Record excerpts:
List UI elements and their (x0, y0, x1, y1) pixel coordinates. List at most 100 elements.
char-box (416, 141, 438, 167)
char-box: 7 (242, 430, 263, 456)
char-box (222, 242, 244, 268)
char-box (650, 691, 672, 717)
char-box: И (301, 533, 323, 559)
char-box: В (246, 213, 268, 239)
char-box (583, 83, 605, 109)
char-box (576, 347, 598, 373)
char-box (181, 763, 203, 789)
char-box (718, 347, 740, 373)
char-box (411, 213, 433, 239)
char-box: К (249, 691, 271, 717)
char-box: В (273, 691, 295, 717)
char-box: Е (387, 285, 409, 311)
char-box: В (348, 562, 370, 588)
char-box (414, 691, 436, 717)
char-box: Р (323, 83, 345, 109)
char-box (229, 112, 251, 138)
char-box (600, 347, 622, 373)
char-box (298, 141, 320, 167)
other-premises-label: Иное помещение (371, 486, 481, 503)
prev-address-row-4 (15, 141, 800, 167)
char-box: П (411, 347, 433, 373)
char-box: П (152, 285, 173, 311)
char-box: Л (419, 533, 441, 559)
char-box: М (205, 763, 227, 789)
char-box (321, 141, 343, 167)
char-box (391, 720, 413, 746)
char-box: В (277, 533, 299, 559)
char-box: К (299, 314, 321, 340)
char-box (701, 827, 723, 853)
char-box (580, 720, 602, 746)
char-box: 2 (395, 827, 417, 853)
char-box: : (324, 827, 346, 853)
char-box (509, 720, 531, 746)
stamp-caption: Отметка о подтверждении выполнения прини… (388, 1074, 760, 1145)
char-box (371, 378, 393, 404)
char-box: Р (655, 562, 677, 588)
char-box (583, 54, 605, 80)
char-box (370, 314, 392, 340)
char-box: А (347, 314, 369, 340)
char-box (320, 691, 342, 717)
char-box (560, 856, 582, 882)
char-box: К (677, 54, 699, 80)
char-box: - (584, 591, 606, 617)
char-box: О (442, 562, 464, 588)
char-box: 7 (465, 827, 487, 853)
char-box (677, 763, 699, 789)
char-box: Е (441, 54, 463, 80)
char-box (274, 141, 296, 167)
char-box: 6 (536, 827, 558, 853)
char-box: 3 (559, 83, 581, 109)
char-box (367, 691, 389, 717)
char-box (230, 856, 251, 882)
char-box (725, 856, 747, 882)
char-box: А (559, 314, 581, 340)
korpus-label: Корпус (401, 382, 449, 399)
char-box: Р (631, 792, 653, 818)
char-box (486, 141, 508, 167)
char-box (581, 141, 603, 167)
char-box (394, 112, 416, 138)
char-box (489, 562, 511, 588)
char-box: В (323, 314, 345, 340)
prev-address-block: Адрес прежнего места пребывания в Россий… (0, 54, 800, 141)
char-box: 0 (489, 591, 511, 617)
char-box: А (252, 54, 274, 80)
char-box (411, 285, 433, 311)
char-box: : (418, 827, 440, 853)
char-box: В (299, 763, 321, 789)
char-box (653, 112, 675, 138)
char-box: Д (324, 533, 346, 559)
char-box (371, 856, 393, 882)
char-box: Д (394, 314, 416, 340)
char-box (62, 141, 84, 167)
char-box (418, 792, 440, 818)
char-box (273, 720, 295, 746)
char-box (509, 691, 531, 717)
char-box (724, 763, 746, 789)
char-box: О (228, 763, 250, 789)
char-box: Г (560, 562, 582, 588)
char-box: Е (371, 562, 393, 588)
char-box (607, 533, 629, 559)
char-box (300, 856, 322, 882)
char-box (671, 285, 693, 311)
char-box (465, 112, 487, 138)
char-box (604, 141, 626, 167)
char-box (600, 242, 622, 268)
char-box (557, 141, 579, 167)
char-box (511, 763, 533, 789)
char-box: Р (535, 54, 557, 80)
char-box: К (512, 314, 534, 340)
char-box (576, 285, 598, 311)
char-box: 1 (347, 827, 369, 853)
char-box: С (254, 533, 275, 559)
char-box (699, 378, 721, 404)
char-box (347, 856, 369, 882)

Directions for this task: Quote every line of the listing above word for word, from the first line to the last.

Expected answer:
List UI elements and their (x0, y0, x1, y1) pixel coordinates. List at most 100 elements.
char-box (416, 141, 438, 167)
char-box: 7 (242, 430, 263, 456)
char-box (222, 242, 244, 268)
char-box (650, 691, 672, 717)
char-box: И (301, 533, 323, 559)
char-box: В (246, 213, 268, 239)
char-box (583, 83, 605, 109)
char-box (576, 347, 598, 373)
char-box (181, 763, 203, 789)
char-box (718, 347, 740, 373)
char-box (411, 213, 433, 239)
char-box: К (249, 691, 271, 717)
char-box: В (273, 691, 295, 717)
char-box: Е (387, 285, 409, 311)
char-box: В (348, 562, 370, 588)
char-box (414, 691, 436, 717)
char-box: Р (323, 83, 345, 109)
char-box (229, 112, 251, 138)
char-box (600, 347, 622, 373)
char-box (298, 141, 320, 167)
other-premises-label: Иное помещение (371, 486, 481, 503)
prev-address-row-4 (15, 141, 800, 167)
char-box: П (411, 347, 433, 373)
char-box: П (152, 285, 173, 311)
char-box: Л (419, 533, 441, 559)
char-box: М (205, 763, 227, 789)
char-box (321, 141, 343, 167)
char-box (391, 720, 413, 746)
char-box: В (277, 533, 299, 559)
char-box: К (299, 314, 321, 340)
char-box (701, 827, 723, 853)
char-box (580, 720, 602, 746)
char-box: 2 (395, 827, 417, 853)
char-box: : (324, 827, 346, 853)
char-box (509, 720, 531, 746)
stamp-caption: Отметка о подтверждении выполнения прини… (388, 1074, 760, 1145)
char-box (371, 378, 393, 404)
char-box: Р (655, 562, 677, 588)
char-box (583, 54, 605, 80)
char-box (370, 314, 392, 340)
char-box: А (347, 314, 369, 340)
char-box (320, 691, 342, 717)
char-box (560, 856, 582, 882)
char-box: К (677, 54, 699, 80)
char-box: - (584, 591, 606, 617)
char-box: О (442, 562, 464, 588)
char-box: 7 (465, 827, 487, 853)
char-box (677, 763, 699, 789)
char-box: Е (441, 54, 463, 80)
char-box (274, 141, 296, 167)
char-box: 6 (536, 827, 558, 853)
char-box: 3 (559, 83, 581, 109)
char-box (367, 691, 389, 717)
char-box (230, 856, 251, 882)
char-box (725, 856, 747, 882)
char-box: А (559, 314, 581, 340)
korpus-label: Корпус (401, 382, 449, 399)
char-box: Р (631, 792, 653, 818)
char-box (486, 141, 508, 167)
char-box (581, 141, 603, 167)
char-box (394, 112, 416, 138)
char-box (489, 562, 511, 588)
char-box: В (323, 314, 345, 340)
prev-address-block: Адрес прежнего места пребывания в Россий… (0, 54, 800, 141)
char-box: 0 (489, 591, 511, 617)
char-box: А (252, 54, 274, 80)
char-box (411, 285, 433, 311)
char-box: : (418, 827, 440, 853)
char-box: В (299, 763, 321, 789)
char-box (653, 112, 675, 138)
char-box: Д (324, 533, 346, 559)
char-box (371, 856, 393, 882)
char-box: Д (394, 314, 416, 340)
char-box (62, 141, 84, 167)
char-box (418, 792, 440, 818)
char-box (273, 720, 295, 746)
char-box (509, 691, 531, 717)
char-box (724, 763, 746, 789)
char-box: О (228, 763, 250, 789)
char-box: Г (560, 562, 582, 588)
char-box: Е (371, 562, 393, 588)
char-box (607, 533, 629, 559)
char-box (300, 856, 322, 882)
char-box (671, 285, 693, 311)
char-box (465, 112, 487, 138)
char-box (604, 141, 626, 167)
char-box (600, 242, 622, 268)
char-box (557, 141, 579, 167)
char-box (511, 763, 533, 789)
char-box: Р (535, 54, 557, 80)
char-box: К (512, 314, 534, 340)
char-box (576, 285, 598, 311)
char-box: 1 (347, 827, 369, 853)
char-box: С (254, 533, 275, 559)
char-box (699, 378, 721, 404)
char-box (347, 856, 369, 882)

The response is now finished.